● **WHAT YOU HAVE TO DO**:
Extend the review of REC 3 by writing what comes next, starting right after its final sentence.

The third film in the REC series abandons the run-down slum of an apartment building that served as the setting for the first two, in favor banquette hall decked out for a wedding reception.
It’s an inherently lighter setting that shifts the tone of the series a little; but in a good way.
REC has the basic structure of a zombie film. The ‘zombies’ are actually people possessed by demons; but the effect is largely the same: mindless hordes eating people. In the second REC, the demon aspect was dialed up considerably, to the point that the zombies started talking all Exorcist-demon-like. It detracted from the grittiness of the original. REC 3, which is taking place at the same time as the first two (which we learn thanks to a conveniently placed TV), reverts mostly to the animalistic zombies of the first film; but with a vampiric aversion to religious iconography. It’s a good balance that keeps the monsters scary while still setting them apart from other films in this genre.
Another notable change this time around is that this film drops (for the most part) the found-footage format. The first twenty minutes are made up of hand-held camera footage of the wedding and reception; but once the demons attack, we switch to a traditional camera set up. In the first two films, the character holding the camera justified it by saying that ‘people have a right to know.’ The camera man makes the same argument in this one, but it doesn’t play quite as well. Both formats have their value; the found-footage can be more visceral, and the point-of-view composition works great in a movie that relies on monsters jumping out from around corners. But it also gets old, and normal cinematography allows for a much greater range of angles and views.

● **RECORDED DATA**:
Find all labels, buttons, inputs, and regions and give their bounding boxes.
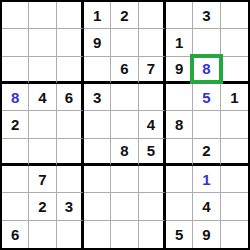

● **SOLVED EXERCISE**:
This film is also much less gritty than the previous two. It’s not comedic; but there is a sense that there’s light and hope in the world which is notably absent from the first two. The main story arc of the film is the newly married couple; Koldo (Diego Martin, who looks like a thinner Colin Firth) and Clara (Leticia Dolera, who is freakishly beautiful) trying to find each other. Dolera in particular is a great actor, who convincingly sells this character whose blind determination overcomes her shock and fear. At one point, Koldo finds and puts on a suit of armor. It makes sense in the context of the film; but you can’t help but laugh we you first see it.
As with the first two films, we have a rather diverse cast. The standouts are John Sponge, a childrens’ entertainer who kind of thrives in this new situation; and Natalie, the slutty French girl that has a great exchange with Clara in one of my favorite scenes.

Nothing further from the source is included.